What is being asked = Give the number of lines holding the string "åbning", and nothing else.

Extracted information =
+ + + + +
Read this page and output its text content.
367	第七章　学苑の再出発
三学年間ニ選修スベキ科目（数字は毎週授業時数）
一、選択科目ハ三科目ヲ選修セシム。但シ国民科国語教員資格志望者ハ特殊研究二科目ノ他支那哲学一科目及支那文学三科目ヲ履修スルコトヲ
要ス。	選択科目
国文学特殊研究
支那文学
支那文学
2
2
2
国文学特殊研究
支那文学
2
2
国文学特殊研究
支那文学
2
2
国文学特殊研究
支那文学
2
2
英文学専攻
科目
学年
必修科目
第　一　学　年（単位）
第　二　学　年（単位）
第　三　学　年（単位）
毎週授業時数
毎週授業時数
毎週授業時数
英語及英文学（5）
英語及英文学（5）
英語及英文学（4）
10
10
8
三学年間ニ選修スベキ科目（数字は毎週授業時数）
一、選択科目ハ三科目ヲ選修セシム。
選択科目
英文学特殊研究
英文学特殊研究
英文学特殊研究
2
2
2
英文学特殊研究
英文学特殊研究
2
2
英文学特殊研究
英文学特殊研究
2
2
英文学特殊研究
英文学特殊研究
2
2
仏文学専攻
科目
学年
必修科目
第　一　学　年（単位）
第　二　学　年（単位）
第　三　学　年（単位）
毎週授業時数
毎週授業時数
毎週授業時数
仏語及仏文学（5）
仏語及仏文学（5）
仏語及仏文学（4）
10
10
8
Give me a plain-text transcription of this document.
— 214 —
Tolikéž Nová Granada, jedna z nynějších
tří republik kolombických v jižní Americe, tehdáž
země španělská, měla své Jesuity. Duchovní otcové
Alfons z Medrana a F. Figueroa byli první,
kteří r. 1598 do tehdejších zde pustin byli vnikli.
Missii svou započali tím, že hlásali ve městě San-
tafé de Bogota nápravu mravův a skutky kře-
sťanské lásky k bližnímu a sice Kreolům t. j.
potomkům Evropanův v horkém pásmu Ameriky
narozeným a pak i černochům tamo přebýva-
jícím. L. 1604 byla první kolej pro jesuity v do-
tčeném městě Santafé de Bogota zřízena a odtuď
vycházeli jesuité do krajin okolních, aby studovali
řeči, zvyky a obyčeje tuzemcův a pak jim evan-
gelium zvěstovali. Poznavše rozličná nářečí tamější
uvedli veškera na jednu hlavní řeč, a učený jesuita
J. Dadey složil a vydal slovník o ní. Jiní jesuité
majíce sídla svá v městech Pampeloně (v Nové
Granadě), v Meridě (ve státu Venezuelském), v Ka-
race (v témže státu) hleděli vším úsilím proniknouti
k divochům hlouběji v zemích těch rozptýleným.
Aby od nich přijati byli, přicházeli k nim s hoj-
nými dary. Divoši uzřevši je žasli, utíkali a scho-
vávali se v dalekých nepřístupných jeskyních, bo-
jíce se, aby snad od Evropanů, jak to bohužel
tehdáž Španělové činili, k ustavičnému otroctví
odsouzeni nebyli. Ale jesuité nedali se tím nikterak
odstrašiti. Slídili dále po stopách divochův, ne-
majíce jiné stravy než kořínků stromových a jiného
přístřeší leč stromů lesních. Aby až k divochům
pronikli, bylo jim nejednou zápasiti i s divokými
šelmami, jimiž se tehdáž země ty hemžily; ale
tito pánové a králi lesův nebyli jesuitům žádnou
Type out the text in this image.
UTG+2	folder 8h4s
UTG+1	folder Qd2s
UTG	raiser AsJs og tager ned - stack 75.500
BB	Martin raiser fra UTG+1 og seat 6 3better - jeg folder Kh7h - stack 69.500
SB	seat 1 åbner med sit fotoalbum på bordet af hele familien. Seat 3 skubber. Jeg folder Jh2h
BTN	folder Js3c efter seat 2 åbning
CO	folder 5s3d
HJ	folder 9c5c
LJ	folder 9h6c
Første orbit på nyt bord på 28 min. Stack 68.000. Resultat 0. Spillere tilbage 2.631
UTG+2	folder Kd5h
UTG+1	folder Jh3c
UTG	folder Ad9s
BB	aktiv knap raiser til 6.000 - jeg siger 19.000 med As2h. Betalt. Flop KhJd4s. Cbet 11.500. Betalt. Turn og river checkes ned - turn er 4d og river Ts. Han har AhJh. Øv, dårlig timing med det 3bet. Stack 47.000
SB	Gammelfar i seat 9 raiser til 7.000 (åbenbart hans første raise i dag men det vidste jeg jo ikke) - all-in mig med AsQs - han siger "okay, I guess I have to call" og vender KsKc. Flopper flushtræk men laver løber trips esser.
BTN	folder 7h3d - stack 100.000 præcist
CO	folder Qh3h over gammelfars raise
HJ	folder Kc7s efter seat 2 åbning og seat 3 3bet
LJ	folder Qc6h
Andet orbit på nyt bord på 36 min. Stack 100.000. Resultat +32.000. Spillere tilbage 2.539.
+ + + + +
Result for this exercise = 2